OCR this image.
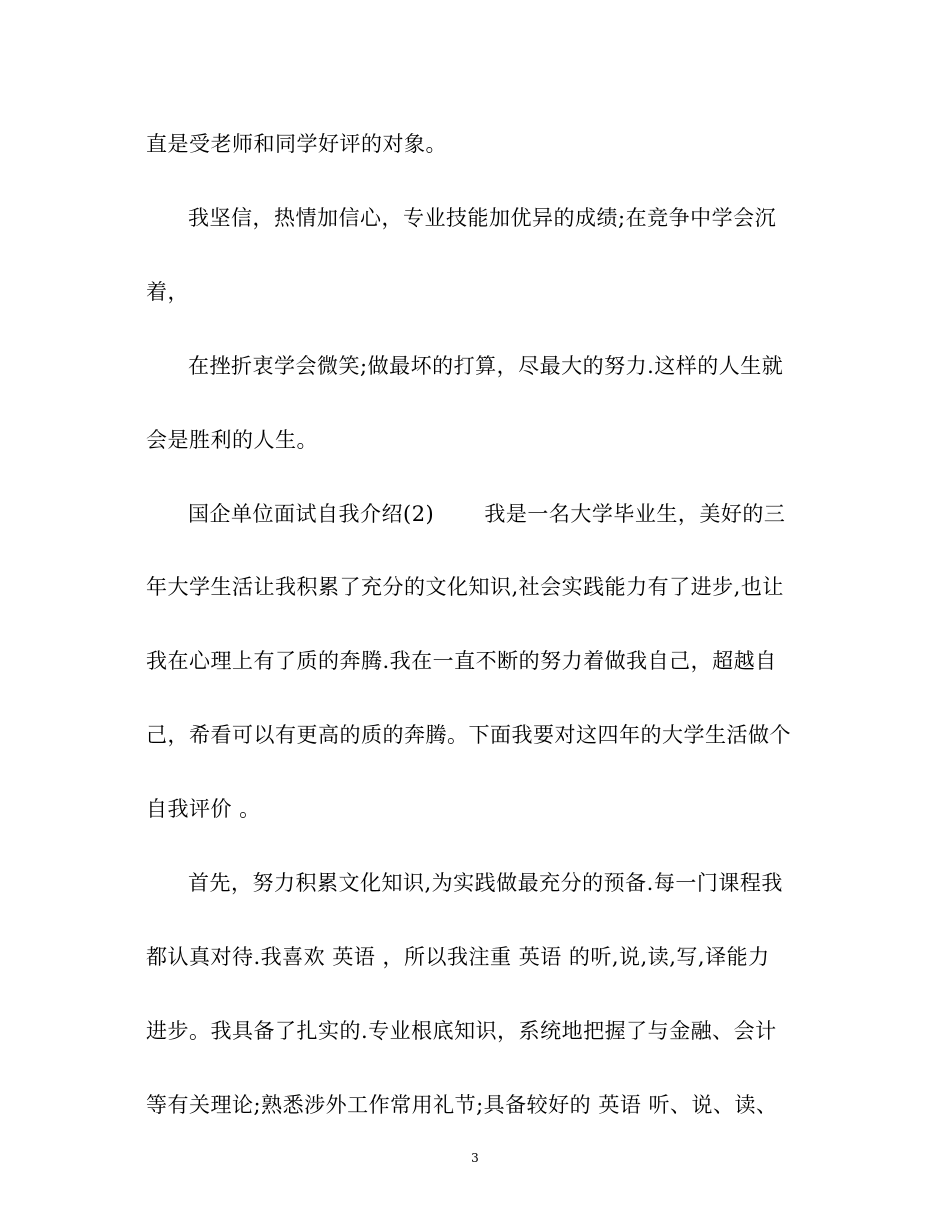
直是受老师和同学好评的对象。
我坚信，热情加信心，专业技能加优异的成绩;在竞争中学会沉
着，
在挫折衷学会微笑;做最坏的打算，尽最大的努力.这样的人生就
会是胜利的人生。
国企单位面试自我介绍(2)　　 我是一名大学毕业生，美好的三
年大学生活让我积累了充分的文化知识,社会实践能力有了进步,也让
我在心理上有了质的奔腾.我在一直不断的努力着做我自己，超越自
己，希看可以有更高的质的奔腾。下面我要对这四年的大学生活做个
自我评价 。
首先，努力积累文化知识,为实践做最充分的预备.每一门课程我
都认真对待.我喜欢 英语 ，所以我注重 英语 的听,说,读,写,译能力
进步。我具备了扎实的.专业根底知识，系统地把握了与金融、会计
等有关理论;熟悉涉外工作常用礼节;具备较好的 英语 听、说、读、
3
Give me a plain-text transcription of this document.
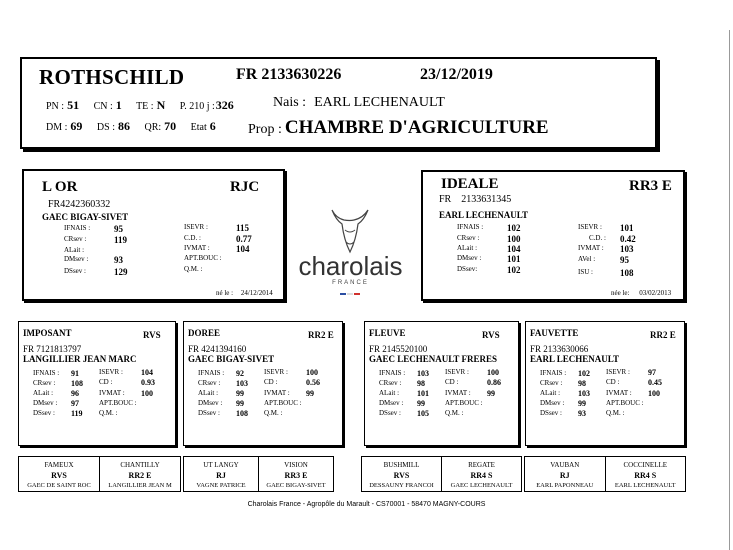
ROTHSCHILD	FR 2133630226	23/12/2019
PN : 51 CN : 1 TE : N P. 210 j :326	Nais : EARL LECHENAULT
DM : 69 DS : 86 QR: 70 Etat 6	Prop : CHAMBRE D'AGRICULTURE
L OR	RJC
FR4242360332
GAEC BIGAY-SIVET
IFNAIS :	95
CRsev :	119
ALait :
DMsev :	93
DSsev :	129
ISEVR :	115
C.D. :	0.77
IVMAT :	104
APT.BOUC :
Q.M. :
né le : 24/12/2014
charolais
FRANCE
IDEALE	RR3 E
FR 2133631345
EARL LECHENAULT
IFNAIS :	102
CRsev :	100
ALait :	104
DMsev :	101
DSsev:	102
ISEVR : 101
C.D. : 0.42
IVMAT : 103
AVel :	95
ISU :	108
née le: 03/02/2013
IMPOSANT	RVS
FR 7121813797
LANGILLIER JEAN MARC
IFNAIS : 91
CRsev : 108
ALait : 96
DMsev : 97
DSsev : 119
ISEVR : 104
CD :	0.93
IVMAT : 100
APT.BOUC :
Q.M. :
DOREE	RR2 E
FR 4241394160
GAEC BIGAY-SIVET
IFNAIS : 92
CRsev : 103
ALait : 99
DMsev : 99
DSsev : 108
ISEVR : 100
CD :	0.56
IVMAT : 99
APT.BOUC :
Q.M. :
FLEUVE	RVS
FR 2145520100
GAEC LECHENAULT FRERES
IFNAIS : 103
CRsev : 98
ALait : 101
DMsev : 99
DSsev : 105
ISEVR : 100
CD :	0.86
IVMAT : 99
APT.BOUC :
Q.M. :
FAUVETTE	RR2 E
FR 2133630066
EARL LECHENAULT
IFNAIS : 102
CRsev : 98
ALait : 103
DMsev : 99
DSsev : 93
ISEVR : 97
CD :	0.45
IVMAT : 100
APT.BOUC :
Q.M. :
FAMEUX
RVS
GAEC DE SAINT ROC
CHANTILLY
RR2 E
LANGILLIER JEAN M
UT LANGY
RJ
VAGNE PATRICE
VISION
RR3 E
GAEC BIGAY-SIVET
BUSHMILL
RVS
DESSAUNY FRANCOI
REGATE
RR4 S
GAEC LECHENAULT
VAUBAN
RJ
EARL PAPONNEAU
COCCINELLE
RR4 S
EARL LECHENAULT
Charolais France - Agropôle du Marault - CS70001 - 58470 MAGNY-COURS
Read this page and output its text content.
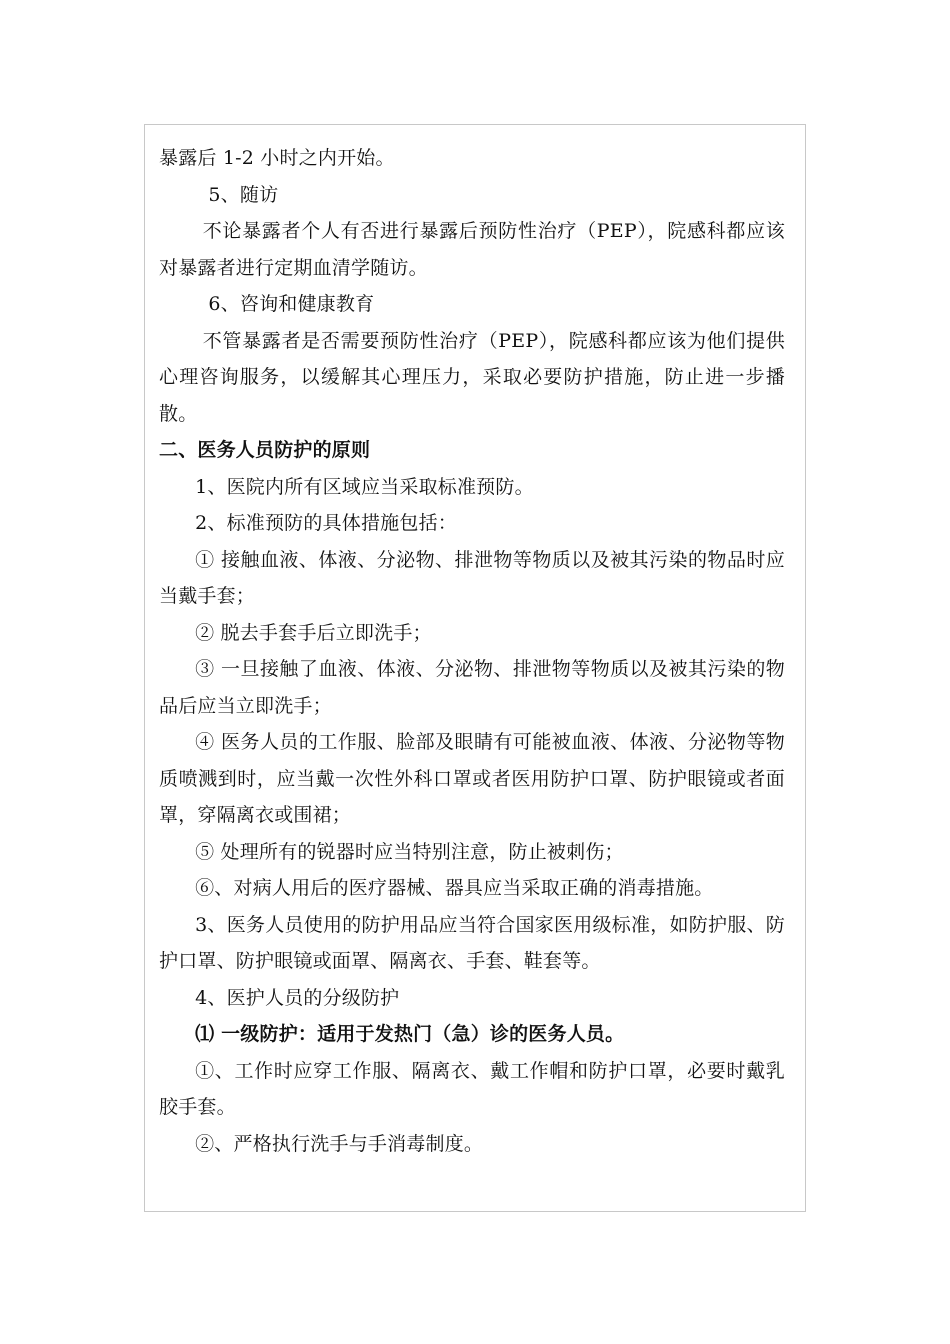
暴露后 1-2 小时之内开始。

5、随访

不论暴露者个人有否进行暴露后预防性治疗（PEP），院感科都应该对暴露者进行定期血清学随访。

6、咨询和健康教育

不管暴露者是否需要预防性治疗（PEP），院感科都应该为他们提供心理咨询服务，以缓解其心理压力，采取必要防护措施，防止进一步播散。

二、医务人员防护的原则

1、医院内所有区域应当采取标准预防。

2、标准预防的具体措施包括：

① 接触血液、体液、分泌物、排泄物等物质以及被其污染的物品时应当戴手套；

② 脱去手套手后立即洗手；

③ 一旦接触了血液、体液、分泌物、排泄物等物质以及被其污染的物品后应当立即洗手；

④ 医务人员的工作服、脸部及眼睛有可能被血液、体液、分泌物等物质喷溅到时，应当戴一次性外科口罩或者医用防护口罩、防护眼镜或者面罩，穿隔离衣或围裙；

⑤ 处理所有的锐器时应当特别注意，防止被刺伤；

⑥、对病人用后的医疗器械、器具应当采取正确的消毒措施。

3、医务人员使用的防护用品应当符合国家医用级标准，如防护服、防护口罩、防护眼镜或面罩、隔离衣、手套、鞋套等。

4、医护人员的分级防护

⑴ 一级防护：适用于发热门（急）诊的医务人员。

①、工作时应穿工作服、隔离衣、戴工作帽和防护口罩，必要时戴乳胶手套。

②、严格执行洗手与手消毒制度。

_Exercise requirements_.
Extract only the lines from the line containing "Read this page and output its text content." through the final line of the listing above, unchanged; pictures stay out of the copy.

_Correct response_.
Read this page and output its text content.
暴露后 1-2 小时之内开始。

5、随访

不论暴露者个人有否进行暴露后预防性治疗（PEP），院感科都应该对暴露者进行定期血清学随访。

6、咨询和健康教育

不管暴露者是否需要预防性治疗（PEP），院感科都应该为他们提供心理咨询服务，以缓解其心理压力，采取必要防护措施，防止进一步播散。

二、医务人员防护的原则

1、医院内所有区域应当采取标准预防。

2、标准预防的具体措施包括：

① 接触血液、体液、分泌物、排泄物等物质以及被其污染的物品时应当戴手套；

② 脱去手套手后立即洗手；

③ 一旦接触了血液、体液、分泌物、排泄物等物质以及被其污染的物品后应当立即洗手；

④ 医务人员的工作服、脸部及眼睛有可能被血液、体液、分泌物等物质喷溅到时，应当戴一次性外科口罩或者医用防护口罩、防护眼镜或者面罩，穿隔离衣或围裙；

⑤ 处理所有的锐器时应当特别注意，防止被刺伤；

⑥、对病人用后的医疗器械、器具应当采取正确的消毒措施。

3、医务人员使用的防护用品应当符合国家医用级标准，如防护服、防护口罩、防护眼镜或面罩、隔离衣、手套、鞋套等。

4、医护人员的分级防护

⑴ 一级防护：适用于发热门（急）诊的医务人员。

①、工作时应穿工作服、隔离衣、戴工作帽和防护口罩，必要时戴乳胶手套。

②、严格执行洗手与手消毒制度。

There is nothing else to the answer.